### Texto fuente
══════
Aceptaba el matrimonio como institución, quería tener hijos y todo lo demás, pero según él, había que pensarlo muy bien: “En
esto uno no se puede equivocar”. Para Santiago, casarse significaba entregarle la mitad de la vida a una desconocida. La
unión conyugal no era percibida como la alianza entre dos sujetos independientes, sino como una asociación molecular donde
cada uno desaparecía en el otro: la creación de un Frankestein afectivo.
De este modo, cada mujer era sometida al más minucioso escrutinio. En el término de dos o tres meses la novia era
literalmente invadida en su privacidad. Familia, conocidos, historia personal, enfermedades, gustos, creencias y aspiraciones,
todo era revisado y rigurosamente esculcado. Mente y cuerpo, interiores y exteriores. Con la exactitud de un anatomista, cada
detalle era disecado, sopesado y examinado a la luz de sus necesidades.
══════
### Extractos de datos
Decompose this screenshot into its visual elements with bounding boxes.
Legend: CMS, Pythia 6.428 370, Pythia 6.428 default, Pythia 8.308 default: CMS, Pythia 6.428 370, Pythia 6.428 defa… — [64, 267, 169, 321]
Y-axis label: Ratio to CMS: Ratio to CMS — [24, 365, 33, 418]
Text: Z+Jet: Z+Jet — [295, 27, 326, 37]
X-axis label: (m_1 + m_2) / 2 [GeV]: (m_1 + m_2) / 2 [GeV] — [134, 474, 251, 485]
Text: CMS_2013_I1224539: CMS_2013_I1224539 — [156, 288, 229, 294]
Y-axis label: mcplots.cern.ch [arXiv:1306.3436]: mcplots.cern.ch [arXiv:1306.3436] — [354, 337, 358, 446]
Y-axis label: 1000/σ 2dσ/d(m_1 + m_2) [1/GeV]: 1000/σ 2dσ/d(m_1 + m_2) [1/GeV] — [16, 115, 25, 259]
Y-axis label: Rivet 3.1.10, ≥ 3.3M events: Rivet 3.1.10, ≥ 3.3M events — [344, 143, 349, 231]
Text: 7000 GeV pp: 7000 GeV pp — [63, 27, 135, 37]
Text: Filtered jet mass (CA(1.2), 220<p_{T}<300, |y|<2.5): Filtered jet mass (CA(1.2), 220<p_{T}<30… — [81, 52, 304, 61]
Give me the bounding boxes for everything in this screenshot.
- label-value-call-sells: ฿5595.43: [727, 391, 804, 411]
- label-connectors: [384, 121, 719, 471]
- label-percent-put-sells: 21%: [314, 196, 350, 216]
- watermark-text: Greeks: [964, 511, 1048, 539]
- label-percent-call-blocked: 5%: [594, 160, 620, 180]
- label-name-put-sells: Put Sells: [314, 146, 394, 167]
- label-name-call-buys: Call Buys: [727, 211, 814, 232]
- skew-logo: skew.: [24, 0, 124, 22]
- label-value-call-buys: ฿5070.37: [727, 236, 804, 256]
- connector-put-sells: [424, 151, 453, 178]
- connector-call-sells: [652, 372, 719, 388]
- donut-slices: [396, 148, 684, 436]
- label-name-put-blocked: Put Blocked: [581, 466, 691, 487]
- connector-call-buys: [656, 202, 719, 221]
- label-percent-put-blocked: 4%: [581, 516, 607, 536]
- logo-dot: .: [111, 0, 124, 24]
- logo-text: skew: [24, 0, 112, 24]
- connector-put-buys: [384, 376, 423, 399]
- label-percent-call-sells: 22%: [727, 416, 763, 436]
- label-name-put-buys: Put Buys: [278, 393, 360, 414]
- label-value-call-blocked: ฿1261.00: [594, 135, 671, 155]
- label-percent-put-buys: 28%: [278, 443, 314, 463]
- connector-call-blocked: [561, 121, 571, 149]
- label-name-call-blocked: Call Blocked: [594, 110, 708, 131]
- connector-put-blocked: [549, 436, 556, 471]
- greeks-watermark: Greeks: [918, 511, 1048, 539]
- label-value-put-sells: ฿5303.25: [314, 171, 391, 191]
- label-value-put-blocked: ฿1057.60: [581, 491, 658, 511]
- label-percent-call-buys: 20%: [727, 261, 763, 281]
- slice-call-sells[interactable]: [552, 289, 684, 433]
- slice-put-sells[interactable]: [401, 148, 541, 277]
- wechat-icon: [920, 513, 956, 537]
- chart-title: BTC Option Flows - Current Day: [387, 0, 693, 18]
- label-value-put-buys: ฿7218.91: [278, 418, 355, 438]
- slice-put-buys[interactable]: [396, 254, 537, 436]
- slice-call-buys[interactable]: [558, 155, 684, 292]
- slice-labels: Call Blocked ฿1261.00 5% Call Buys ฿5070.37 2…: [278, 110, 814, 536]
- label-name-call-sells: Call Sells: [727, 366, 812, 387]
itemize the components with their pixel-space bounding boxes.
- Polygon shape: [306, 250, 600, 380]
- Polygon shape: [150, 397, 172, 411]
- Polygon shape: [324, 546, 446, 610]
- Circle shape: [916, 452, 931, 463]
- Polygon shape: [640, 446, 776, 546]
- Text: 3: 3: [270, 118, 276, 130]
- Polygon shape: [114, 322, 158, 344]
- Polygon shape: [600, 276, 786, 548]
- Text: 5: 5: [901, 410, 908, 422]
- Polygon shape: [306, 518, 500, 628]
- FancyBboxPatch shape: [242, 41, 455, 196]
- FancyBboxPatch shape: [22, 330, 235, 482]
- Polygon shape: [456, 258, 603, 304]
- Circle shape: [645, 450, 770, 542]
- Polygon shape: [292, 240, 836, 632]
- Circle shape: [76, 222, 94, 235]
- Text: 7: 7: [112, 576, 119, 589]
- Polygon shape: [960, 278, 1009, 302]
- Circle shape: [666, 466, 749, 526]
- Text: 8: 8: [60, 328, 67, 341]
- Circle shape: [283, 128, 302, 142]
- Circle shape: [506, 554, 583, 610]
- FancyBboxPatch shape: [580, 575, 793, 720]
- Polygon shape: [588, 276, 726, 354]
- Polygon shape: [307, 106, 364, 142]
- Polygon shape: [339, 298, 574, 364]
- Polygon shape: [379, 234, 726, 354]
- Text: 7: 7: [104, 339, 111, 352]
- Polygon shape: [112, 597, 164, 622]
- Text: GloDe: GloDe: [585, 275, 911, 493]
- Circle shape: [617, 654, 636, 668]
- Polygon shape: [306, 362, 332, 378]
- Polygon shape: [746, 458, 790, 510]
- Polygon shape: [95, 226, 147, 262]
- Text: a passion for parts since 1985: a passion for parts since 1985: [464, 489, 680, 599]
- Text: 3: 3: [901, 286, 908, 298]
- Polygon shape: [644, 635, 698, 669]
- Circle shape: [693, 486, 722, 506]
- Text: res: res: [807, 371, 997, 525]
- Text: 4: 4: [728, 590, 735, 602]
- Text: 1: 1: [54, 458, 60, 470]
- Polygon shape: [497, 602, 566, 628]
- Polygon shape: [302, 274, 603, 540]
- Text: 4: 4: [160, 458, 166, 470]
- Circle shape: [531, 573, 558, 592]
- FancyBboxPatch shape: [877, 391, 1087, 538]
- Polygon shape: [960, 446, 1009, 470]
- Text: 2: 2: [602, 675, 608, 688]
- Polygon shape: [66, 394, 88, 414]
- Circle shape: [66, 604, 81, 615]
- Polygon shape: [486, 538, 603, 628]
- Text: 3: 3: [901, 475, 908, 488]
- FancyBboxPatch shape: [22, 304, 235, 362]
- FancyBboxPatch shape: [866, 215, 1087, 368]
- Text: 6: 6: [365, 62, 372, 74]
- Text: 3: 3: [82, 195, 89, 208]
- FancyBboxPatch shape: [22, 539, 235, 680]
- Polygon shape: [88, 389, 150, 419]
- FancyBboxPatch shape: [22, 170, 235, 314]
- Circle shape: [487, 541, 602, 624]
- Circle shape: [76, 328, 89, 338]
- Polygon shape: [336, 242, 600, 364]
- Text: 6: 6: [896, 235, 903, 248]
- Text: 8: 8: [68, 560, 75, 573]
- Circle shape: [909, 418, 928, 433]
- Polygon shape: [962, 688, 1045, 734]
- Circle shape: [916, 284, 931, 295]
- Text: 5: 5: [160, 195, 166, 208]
══════
### Ejercicio 1
Según el texto sobre Santiago y el matrimonio, ¿qué aspectos de la vida de cada novia se revisaban? Enuméralos todos.
### Ejercicio 2
Escribe la continuación del texto sobre Santiago y el matrimonio a partir de su última oración.

### Resultado del ejercicio 1
- Familia
- Conocidos
- Historia personal
- Enfermedades
- Gustos
- Creencias
- Aspiraciones

### Resultado del ejercicio 2
Santiago dejó todas las relaciones empezadas. Pese a la intención de acercarse al lado positivo, una y otra vez se
empantanaba en lo negativo. Por ver el árbol no veía el bosque. Como decía Gibrán: “Los hombres incapaces de perdonar a
las mujeres sus leves defectos, nunca conocerán sus grandes virtudes”
La extrema exigencia y la consecuente infidelidad que manifestaba Santiago eran producto de una creencia errónea: existe el
amor perfecto y podemos acceder a él mediante la persona correcta (certeza afectiva). Por desgracia las almas gemelas son
un invento de los astrólogos: empecinarnos en hallarlas nos aleja de la gente de carne y hueso.